Rewrite all of the data below, changing every "complementary" to "supplementary" and leaving everything else unchanged.

Task inputs:
******
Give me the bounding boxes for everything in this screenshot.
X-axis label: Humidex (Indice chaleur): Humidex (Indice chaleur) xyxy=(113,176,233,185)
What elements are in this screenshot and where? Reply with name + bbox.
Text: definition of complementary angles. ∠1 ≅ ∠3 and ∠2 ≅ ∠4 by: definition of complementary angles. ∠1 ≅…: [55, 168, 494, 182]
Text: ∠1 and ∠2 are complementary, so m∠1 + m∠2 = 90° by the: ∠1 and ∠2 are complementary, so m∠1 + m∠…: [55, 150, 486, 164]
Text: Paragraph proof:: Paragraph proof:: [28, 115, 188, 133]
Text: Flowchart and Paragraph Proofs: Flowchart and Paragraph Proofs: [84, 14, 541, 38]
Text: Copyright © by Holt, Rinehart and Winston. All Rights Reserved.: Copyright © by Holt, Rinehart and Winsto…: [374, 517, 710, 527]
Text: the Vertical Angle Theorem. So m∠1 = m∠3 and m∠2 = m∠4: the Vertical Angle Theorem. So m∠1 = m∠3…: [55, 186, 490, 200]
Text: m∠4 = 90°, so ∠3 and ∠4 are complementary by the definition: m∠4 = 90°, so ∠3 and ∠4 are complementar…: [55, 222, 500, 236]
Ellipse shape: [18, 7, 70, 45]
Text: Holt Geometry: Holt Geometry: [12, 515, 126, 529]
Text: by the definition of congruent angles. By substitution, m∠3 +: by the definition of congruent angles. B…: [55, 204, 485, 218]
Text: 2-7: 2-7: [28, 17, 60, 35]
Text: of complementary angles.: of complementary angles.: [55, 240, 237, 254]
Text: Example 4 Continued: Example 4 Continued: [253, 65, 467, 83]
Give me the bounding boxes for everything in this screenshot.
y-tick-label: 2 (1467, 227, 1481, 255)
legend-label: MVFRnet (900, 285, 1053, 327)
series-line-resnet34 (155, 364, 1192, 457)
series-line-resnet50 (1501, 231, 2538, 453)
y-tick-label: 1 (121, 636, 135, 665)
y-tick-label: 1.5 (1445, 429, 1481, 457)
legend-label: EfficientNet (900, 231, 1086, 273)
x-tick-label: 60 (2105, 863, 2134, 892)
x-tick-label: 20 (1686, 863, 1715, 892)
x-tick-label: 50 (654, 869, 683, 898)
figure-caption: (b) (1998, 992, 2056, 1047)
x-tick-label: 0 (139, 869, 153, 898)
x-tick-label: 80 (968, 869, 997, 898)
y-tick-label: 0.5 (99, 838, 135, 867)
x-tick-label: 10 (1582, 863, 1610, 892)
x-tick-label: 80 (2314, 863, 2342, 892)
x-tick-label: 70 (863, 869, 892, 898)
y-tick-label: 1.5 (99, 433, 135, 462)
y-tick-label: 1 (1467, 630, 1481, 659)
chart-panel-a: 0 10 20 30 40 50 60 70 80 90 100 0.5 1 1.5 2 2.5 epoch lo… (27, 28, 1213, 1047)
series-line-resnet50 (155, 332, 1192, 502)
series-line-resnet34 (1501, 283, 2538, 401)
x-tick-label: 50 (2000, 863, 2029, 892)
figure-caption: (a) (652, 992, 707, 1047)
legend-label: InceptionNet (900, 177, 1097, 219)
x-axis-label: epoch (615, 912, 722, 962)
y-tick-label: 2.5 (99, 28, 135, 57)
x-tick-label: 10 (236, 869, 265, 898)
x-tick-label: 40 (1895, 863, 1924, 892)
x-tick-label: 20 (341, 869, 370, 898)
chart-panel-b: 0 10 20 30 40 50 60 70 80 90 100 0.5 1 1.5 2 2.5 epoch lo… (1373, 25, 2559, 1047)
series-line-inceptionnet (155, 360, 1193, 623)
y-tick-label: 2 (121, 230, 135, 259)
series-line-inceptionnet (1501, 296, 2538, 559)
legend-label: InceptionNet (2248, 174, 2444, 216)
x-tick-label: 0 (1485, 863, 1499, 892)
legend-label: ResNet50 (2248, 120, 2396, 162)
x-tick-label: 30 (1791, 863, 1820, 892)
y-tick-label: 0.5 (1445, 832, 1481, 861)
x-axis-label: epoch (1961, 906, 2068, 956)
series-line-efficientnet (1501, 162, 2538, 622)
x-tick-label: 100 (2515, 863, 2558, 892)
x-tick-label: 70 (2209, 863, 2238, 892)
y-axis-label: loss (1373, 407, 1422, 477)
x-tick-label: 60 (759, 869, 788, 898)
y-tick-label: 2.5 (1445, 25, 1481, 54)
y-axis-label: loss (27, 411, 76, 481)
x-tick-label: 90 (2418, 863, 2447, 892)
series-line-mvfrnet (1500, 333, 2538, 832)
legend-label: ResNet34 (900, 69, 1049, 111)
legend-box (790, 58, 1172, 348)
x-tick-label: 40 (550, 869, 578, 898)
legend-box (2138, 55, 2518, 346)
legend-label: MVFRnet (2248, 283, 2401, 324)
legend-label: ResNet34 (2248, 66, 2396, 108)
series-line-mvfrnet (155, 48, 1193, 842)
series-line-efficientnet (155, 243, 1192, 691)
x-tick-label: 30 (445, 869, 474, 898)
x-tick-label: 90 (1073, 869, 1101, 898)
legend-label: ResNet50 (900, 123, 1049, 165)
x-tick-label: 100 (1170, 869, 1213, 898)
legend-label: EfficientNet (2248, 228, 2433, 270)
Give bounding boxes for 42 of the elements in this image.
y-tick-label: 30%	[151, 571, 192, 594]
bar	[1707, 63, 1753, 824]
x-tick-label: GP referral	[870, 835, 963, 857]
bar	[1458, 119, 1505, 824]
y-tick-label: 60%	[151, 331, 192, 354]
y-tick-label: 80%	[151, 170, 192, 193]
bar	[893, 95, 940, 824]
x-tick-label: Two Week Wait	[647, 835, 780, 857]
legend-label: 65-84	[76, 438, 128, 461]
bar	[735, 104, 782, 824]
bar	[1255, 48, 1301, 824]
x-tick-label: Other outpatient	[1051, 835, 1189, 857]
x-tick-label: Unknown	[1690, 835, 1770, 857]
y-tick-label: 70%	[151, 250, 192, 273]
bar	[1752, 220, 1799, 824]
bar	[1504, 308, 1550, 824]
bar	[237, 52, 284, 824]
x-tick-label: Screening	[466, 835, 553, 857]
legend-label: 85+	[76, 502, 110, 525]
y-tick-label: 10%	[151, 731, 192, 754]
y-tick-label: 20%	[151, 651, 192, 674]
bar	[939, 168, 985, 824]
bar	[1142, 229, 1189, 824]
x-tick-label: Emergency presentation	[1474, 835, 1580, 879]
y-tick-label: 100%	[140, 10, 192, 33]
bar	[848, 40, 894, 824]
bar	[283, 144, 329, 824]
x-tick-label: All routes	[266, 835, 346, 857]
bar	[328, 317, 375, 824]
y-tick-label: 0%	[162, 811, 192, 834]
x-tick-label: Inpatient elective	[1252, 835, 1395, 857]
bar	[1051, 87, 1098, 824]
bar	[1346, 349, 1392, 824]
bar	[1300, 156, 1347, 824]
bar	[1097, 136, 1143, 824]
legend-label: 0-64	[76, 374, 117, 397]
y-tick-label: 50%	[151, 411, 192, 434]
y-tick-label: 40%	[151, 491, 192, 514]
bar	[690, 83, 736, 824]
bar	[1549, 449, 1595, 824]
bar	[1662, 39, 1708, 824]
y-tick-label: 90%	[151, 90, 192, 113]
******
Full solution:
Give me the bounding boxes for everything in this screenshot.
X-axis label: Humidex (Indice chaleur): Humidex (Indice chaleur) xyxy=(113,176,233,185)
What elements are in this screenshot and where? Reply with name + bbox.
Text: definition of supplementary angles. ∠1 ≅ ∠3 and ∠2 ≅ ∠4 by: definition of supplementary angles. ∠1 ≅…: [55, 168, 494, 182]
Text: ∠1 and ∠2 are supplementary, so m∠1 + m∠2 = 90° by the: ∠1 and ∠2 are supplementary, so m∠1 + m∠…: [55, 150, 486, 164]
Text: Paragraph proof:: Paragraph proof:: [28, 115, 188, 133]
Text: Flowchart and Paragraph Proofs: Flowchart and Paragraph Proofs: [84, 14, 541, 38]
Text: Copyright © by Holt, Rinehart and Winston. All Rights Reserved.: Copyright © by Holt, Rinehart and Winsto…: [374, 517, 710, 527]
Text: the Vertical Angle Theorem. So m∠1 = m∠3 and m∠2 = m∠4: the Vertical Angle Theorem. So m∠1 = m∠3…: [55, 186, 490, 200]
Text: m∠4 = 90°, so ∠3 and ∠4 are supplementary by the definition: m∠4 = 90°, so ∠3 and ∠4 are complementar…: [55, 222, 500, 236]
Ellipse shape: [18, 7, 70, 45]
Text: Holt Geometry: Holt Geometry: [12, 515, 126, 529]
Text: by the definition of congruent angles. By substitution, m∠3 +: by the definition of congruent angles. B…: [55, 204, 485, 218]
Text: 2-7: 2-7: [28, 17, 60, 35]
Text: of supplementary angles.: of supplementary angles.: [55, 240, 237, 254]
Text: Example 4 Continued: Example 4 Continued: [253, 65, 467, 83]
Give me the bounding boxes for everything in this screenshot.
y-tick-label: 2 (1467, 227, 1481, 255)
legend-label: MVFRnet (900, 285, 1053, 327)
series-line-resnet34 (155, 364, 1192, 457)
series-line-resnet50 (1501, 231, 2538, 453)
y-tick-label: 1 (121, 636, 135, 665)
y-tick-label: 1.5 (1445, 429, 1481, 457)
legend-label: EfficientNet (900, 231, 1086, 273)
x-tick-label: 60 (2105, 863, 2134, 892)
x-tick-label: 20 (1686, 863, 1715, 892)
x-tick-label: 50 (654, 869, 683, 898)
figure-caption: (b) (1998, 992, 2056, 1047)
x-tick-label: 0 (139, 869, 153, 898)
x-tick-label: 80 (968, 869, 997, 898)
y-tick-label: 0.5 (99, 838, 135, 867)
x-tick-label: 10 (1582, 863, 1610, 892)
x-tick-label: 80 (2314, 863, 2342, 892)
x-tick-label: 70 (863, 869, 892, 898)
y-tick-label: 1.5 (99, 433, 135, 462)
y-tick-label: 1 (1467, 630, 1481, 659)
chart-panel-a: 0 10 20 30 40 50 60 70 80 90 100 0.5 1 1.5 2 2.5 epoch lo… (27, 28, 1213, 1047)
series-line-resnet50 (155, 332, 1192, 502)
series-line-resnet34 (1501, 283, 2538, 401)
x-tick-label: 50 (2000, 863, 2029, 892)
figure-caption: (a) (652, 992, 707, 1047)
legend-label: InceptionNet (900, 177, 1097, 219)
x-axis-label: epoch (615, 912, 722, 962)
y-tick-label: 2.5 (99, 28, 135, 57)
x-tick-label: 10 (236, 869, 265, 898)
x-tick-label: 40 (1895, 863, 1924, 892)
x-tick-label: 20 (341, 869, 370, 898)
chart-panel-b: 0 10 20 30 40 50 60 70 80 90 100 0.5 1 1.5 2 2.5 epoch lo… (1373, 25, 2559, 1047)
series-line-inceptionnet (155, 360, 1193, 623)
y-tick-label: 2 (121, 230, 135, 259)
series-line-inceptionnet (1501, 296, 2538, 559)
legend-label: InceptionNet (2248, 174, 2444, 216)
x-tick-label: 0 (1485, 863, 1499, 892)
legend-label: ResNet50 (2248, 120, 2396, 162)
x-tick-label: 30 (1791, 863, 1820, 892)
y-tick-label: 0.5 (1445, 832, 1481, 861)
x-axis-label: epoch (1961, 906, 2068, 956)
series-line-efficientnet (1501, 162, 2538, 622)
x-tick-label: 100 (2515, 863, 2558, 892)
x-tick-label: 70 (2209, 863, 2238, 892)
y-axis-label: loss (1373, 407, 1422, 477)
x-tick-label: 60 (759, 869, 788, 898)
y-tick-label: 2.5 (1445, 25, 1481, 54)
y-axis-label: loss (27, 411, 76, 481)
x-tick-label: 90 (2418, 863, 2447, 892)
series-line-mvfrnet (1500, 333, 2538, 832)
legend-label: ResNet34 (900, 69, 1049, 111)
legend-box (790, 58, 1172, 348)
x-tick-label: 40 (550, 869, 578, 898)
legend-box (2138, 55, 2518, 346)
legend-label: MVFRnet (2248, 283, 2401, 324)
legend-label: ResNet34 (2248, 66, 2396, 108)
series-line-mvfrnet (155, 48, 1193, 842)
series-line-efficientnet (155, 243, 1192, 691)
x-tick-label: 30 (445, 869, 474, 898)
x-tick-label: 90 (1073, 869, 1101, 898)
legend-label: ResNet50 (900, 123, 1049, 165)
x-tick-label: 100 (1170, 869, 1213, 898)
legend-label: EfficientNet (2248, 228, 2433, 270)
Give bounding boxes for 42 of the elements in this image.
y-tick-label: 30%	[151, 571, 192, 594]
bar	[1707, 63, 1753, 824]
x-tick-label: GP referral	[870, 835, 963, 857]
bar	[1458, 119, 1505, 824]
y-tick-label: 60%	[151, 331, 192, 354]
y-tick-label: 80%	[151, 170, 192, 193]
bar	[893, 95, 940, 824]
x-tick-label: Two Week Wait	[647, 835, 780, 857]
legend-label: 65-84	[76, 438, 128, 461]
bar	[735, 104, 782, 824]
bar	[1255, 48, 1301, 824]
x-tick-label: Other outpatient	[1051, 835, 1189, 857]
x-tick-label: Unknown	[1690, 835, 1770, 857]
y-tick-label: 70%	[151, 250, 192, 273]
bar	[1752, 220, 1799, 824]
bar	[1504, 308, 1550, 824]
bar	[237, 52, 284, 824]
x-tick-label: Screening	[466, 835, 553, 857]
legend-label: 85+	[76, 502, 110, 525]
y-tick-label: 10%	[151, 731, 192, 754]
y-tick-label: 20%	[151, 651, 192, 674]
bar	[939, 168, 985, 824]
bar	[1142, 229, 1189, 824]
x-tick-label: Emergency presentation	[1474, 835, 1580, 879]
y-tick-label: 100%	[140, 10, 192, 33]
bar	[848, 40, 894, 824]
bar	[283, 144, 329, 824]
x-tick-label: All routes	[266, 835, 346, 857]
bar	[328, 317, 375, 824]
y-tick-label: 0%	[162, 811, 192, 834]
x-tick-label: Inpatient elective	[1252, 835, 1395, 857]
bar	[1051, 87, 1098, 824]
bar	[1346, 349, 1392, 824]
bar	[1300, 156, 1347, 824]
bar	[1097, 136, 1143, 824]
legend-label: 0-64	[76, 374, 117, 397]
y-tick-label: 50%	[151, 411, 192, 434]
y-tick-label: 40%	[151, 491, 192, 514]
bar	[690, 83, 736, 824]
bar	[1549, 449, 1595, 824]
bar	[1662, 39, 1708, 824]
y-tick-label: 90%	[151, 90, 192, 113]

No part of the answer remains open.